Requirement —
Skip any picture you find and retype all the remaining lines exactly.

══ Data excerpts ══

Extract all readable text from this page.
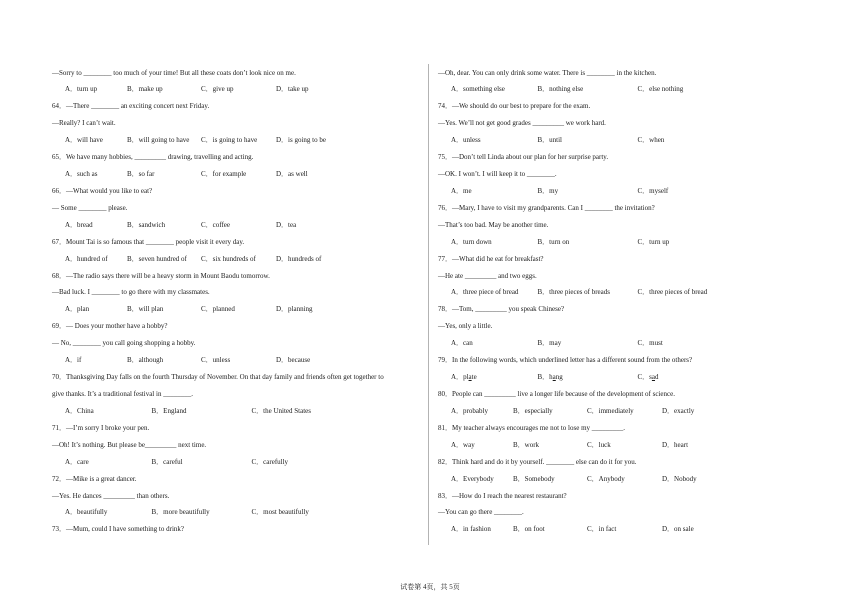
—Sorry to ________ too much of your time! But all these coats don’t look nice on me.
A．turn up	B．make up	C．give up	D．take up
64．—There ________ an exciting concert next Friday.
—Really? I can’t wait.
A．will have	B．will going to have C．is going to have	D．is going to be
65．We have many hobbies, _________ drawing, travelling and acting.
A．such as	B．so far	C．for example	D．as well
66．—What would you like to eat?
— Some ________ please.
A．bread	B．sandwich	C．coffee	D．tea
67．Mount Tai is so famous that ________ people visit it every day.
A．hundred of	B．seven hundred of C．six hundreds of	D．hundreds of
68．—The radio says there will be a heavy storm in Mount Baodu tomorrow.
—Bad luck. I ________ to go there with my classmates.
A．plan	B．will plan	C．planned	D．planning
69．— Does your mother have a hobby?
— No, ________ you call going shopping a hobby.
A．if	B．although	C．unless	D．because
70．Thanksgiving Day falls on the fourth Thursday of November. On that day family and friends often get together to
give thanks. It’s a traditional festival in ________.
A．China	B．England	C．the United States
71．—I’m sorry I broke your pen.
—Oh! It’s nothing. But please be_________ next time.
A．care	B．careful	C．carefully
72．—Mike is a great dancer.
—Yes. He dances _________ than others.
A．beautifully	B．more beautifully	C．most beautifully
73．—Mum, could I have something to drink?
—Oh, dear. You can only drink some water. There is ________ in the kitchen.
A．something else	B．nothing else	C．else nothing
74．—We should do our best to prepare for the exam.
—Yes. We’ll not get good grades _________ we work hard.
A．unless	B．until	C．when
75．—Don’t tell Linda about our plan for her surprise party.
—OK. I won’t. I will keep it to ________.
A．me	B．my	C．myself
76．—Mary, I have to visit my grandparents. Can I ________ the invitation?
—That’s too bad. May be another time.
A．turn down	B．turn on	C．turn up
77．—What did he eat for breakfast?
—He ate _________ and two eggs.
A．three piece of bread	B．three pieces of breads	C．three pieces of bread
78．—Tom, _________ you speak Chinese?
—Yes, only a little.
A．can	B．may	C．must
79．In the following words, which underlined letter has a different sound from the others?
A．plate	B．hang	C．sad
80．People can _________ live a longer life because of the development of science.
A．probably	B．especially	C．immediately	D．exactly
81．My teacher always encourages me not to lose my _________.
A．way	B．work	C．luck	D．heart
82．Think hard and do it by yourself. ________ else can do it for you.
A．Everybody	B．Somebody	C．Anybody	D．Nobody
83．—How do I reach the nearest restaurant?
—You can go there ________.
A．in fashion	B．on foot	C．in fact	D．on sale
试卷第 4页，共 5页
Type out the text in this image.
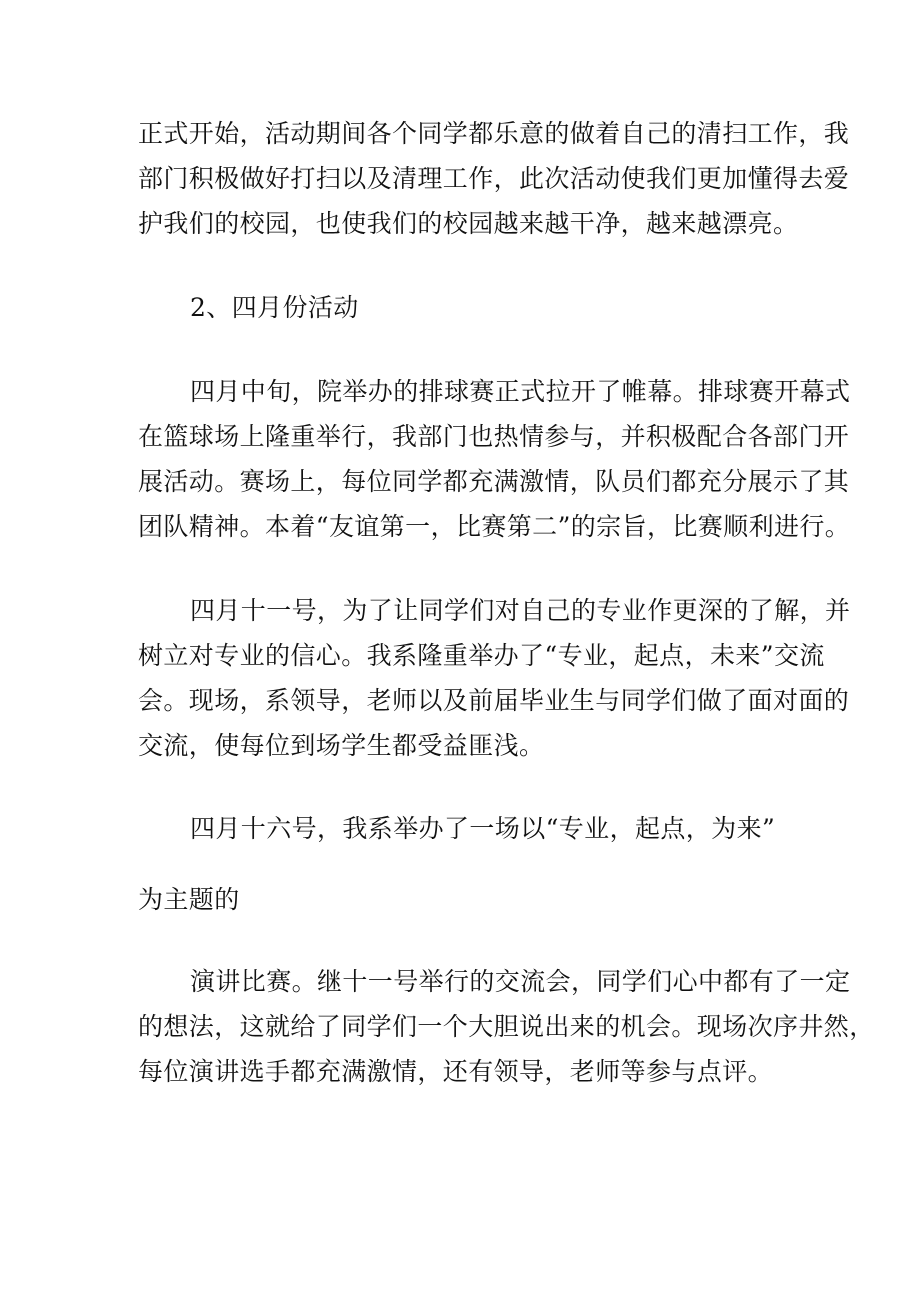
正式开始，活动期间各个同学都乐意的做着自己的清扫工作，我
部门积极做好打扫以及清理工作，此次活动使我们更加懂得去爱
护我们的校园，也使我们的校园越来越干净，越来越漂亮。
2、四月份活动
四月中旬，院举办的排球赛正式拉开了帷幕。排球赛开幕式
在篮球场上隆重举行，我部门也热情参与，并积极配合各部门开
展活动。赛场上，每位同学都充满激情，队员们都充分展示了其
团队精神。本着“友谊第一，比赛第二”的宗旨，比赛顺利进行。
四月十一号，为了让同学们对自己的专业作更深的了解，并
树立对专业的信心。我系隆重举办了“专业，起点，未来”交流
会。现场，系领导，老师以及前届毕业生与同学们做了面对面的
交流，使每位到场学生都受益匪浅。
四月十六号，我系举办了一场以“专业，起点，为来”
为主题的
演讲比赛。继十一号举行的交流会，同学们心中都有了一定
的想法，这就给了同学们一个大胆说出来的机会。现场次序井然，
每位演讲选手都充满激情，还有领导，老师等参与点评。
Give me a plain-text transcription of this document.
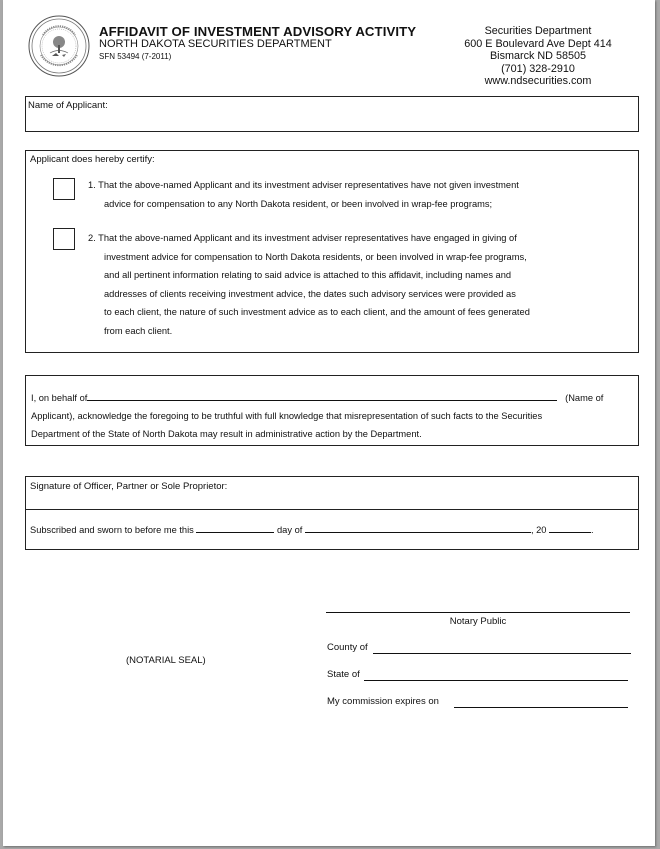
AFFIDAVIT OF INVESTMENT ADVISORY ACTIVITY
NORTH DAKOTA SECURITIES DEPARTMENT
SFN 53494 (7-2011)
Securities Department
600 E Boulevard Ave Dept 414
Bismarck ND 58505
(701) 328-2910
www.ndsecurities.com
Name of Applicant:
Applicant does hereby certify:
1. That the above-named Applicant and its investment adviser representatives have not given investment
advice for compensation to any North Dakota resident, or been involved in wrap-fee programs;
2. That the above-named Applicant and its investment adviser representatives have engaged in giving of
investment advice for compensation to North Dakota residents, or been involved in wrap-fee programs,
and all pertinent information relating to said advice is attached to this affidavit, including names and
addresses of clients receiving investment advice, the dates such advisory services were provided as
to each client, the nature of such investment advice as to each client, and the amount of fees generated
from each client.
I, on behalf of	(Name of
Applicant), acknowledge the foregoing to be truthful with full knowledge that misrepresentation of such facts to the Securities
Department of the State of North Dakota may result in administrative action by the Department.
Signature of Officer, Partner or Sole Proprietor:
Subscribed and sworn to before me this	day of	, 20	.
Notary Public
(NOTARIAL SEAL)
County of
State of
My commission expires on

═══

Completed exercise —
Extract all readable text from this page.
—Sorry to ________ too much of your time! But all these coats don’t look nice on me.
A．turn up	B．make up	C．give up	D．take up
64．—There ________ an exciting concert next Friday.
—Really? I can’t wait.
A．will have	B．will going to have C．is going to have	D．is going to be
65．We have many hobbies, _________ drawing, travelling and acting.
A．such as	B．so far	C．for example	D．as well
66．—What would you like to eat?
— Some ________ please.
A．bread	B．sandwich	C．coffee	D．tea
67．Mount Tai is so famous that ________ people visit it every day.
A．hundred of	B．seven hundred of C．six hundreds of	D．hundreds of
68．—The radio says there will be a heavy storm in Mount Baodu tomorrow.
—Bad luck. I ________ to go there with my classmates.
A．plan	B．will plan	C．planned	D．planning
69．— Does your mother have a hobby?
— No, ________ you call going shopping a hobby.
A．if	B．although	C．unless	D．because
70．Thanksgiving Day falls on the fourth Thursday of November. On that day family and friends often get together to
give thanks. It’s a traditional festival in ________.
A．China	B．England	C．the United States
71．—I’m sorry I broke your pen.
—Oh! It’s nothing. But please be_________ next time.
A．care	B．careful	C．carefully
72．—Mike is a great dancer.
—Yes. He dances _________ than others.
A．beautifully	B．more beautifully	C．most beautifully
73．—Mum, could I have something to drink?
—Oh, dear. You can only drink some water. There is ________ in the kitchen.
A．something else	B．nothing else	C．else nothing
74．—We should do our best to prepare for the exam.
—Yes. We’ll not get good grades _________ we work hard.
A．unless	B．until	C．when
75．—Don’t tell Linda about our plan for her surprise party.
—OK. I won’t. I will keep it to ________.
A．me	B．my	C．myself
76．—Mary, I have to visit my grandparents. Can I ________ the invitation?
—That’s too bad. May be another time.
A．turn down	B．turn on	C．turn up
77．—What did he eat for breakfast?
—He ate _________ and two eggs.
A．three piece of bread	B．three pieces of breads	C．three pieces of bread
78．—Tom, _________ you speak Chinese?
—Yes, only a little.
A．can	B．may	C．must
79．In the following words, which underlined letter has a different sound from the others?
A．plate	B．hang	C．sad
80．People can _________ live a longer life because of the development of science.
A．probably	B．especially	C．immediately	D．exactly
81．My teacher always encourages me not to lose my _________.
A．way	B．work	C．luck	D．heart
82．Think hard and do it by yourself. ________ else can do it for you.
A．Everybody	B．Somebody	C．Anybody	D．Nobody
83．—How do I reach the nearest restaurant?
—You can go there ________.
A．in fashion	B．on foot	C．in fact	D．on sale
试卷第 4页，共 5页
Type out the text in this image.
正式开始，活动期间各个同学都乐意的做着自己的清扫工作，我
部门积极做好打扫以及清理工作，此次活动使我们更加懂得去爱
护我们的校园，也使我们的校园越来越干净，越来越漂亮。
2、四月份活动
四月中旬，院举办的排球赛正式拉开了帷幕。排球赛开幕式
在篮球场上隆重举行，我部门也热情参与，并积极配合各部门开
展活动。赛场上，每位同学都充满激情，队员们都充分展示了其
团队精神。本着“友谊第一，比赛第二”的宗旨，比赛顺利进行。
四月十一号，为了让同学们对自己的专业作更深的了解，并
树立对专业的信心。我系隆重举办了“专业，起点，未来”交流
会。现场，系领导，老师以及前届毕业生与同学们做了面对面的
交流，使每位到场学生都受益匪浅。
四月十六号，我系举办了一场以“专业，起点，为来”
为主题的
演讲比赛。继十一号举行的交流会，同学们心中都有了一定
的想法，这就给了同学们一个大胆说出来的机会。现场次序井然，
每位演讲选手都充满激情，还有领导，老师等参与点评。
Give me a plain-text transcription of this document.
AFFIDAVIT OF INVESTMENT ADVISORY ACTIVITY
NORTH DAKOTA SECURITIES DEPARTMENT
SFN 53494 (7-2011)
Securities Department
600 E Boulevard Ave Dept 414
Bismarck ND 58505
(701) 328-2910
www.ndsecurities.com
Name of Applicant:
Applicant does hereby certify:
1. That the above-named Applicant and its investment adviser representatives have not given investment
advice for compensation to any North Dakota resident, or been involved in wrap-fee programs;
2. That the above-named Applicant and its investment adviser representatives have engaged in giving of
investment advice for compensation to North Dakota residents, or been involved in wrap-fee programs,
and all pertinent information relating to said advice is attached to this affidavit, including names and
addresses of clients receiving investment advice, the dates such advisory services were provided as
to each client, the nature of such investment advice as to each client, and the amount of fees generated
from each client.
I, on behalf of	(Name of
Applicant), acknowledge the foregoing to be truthful with full knowledge that misrepresentation of such facts to the Securities
Department of the State of North Dakota may result in administrative action by the Department.
Signature of Officer, Partner or Sole Proprietor:
Subscribed and sworn to before me this	day of	, 20	.
Notary Public
(NOTARIAL SEAL)
County of
State of
My commission expires on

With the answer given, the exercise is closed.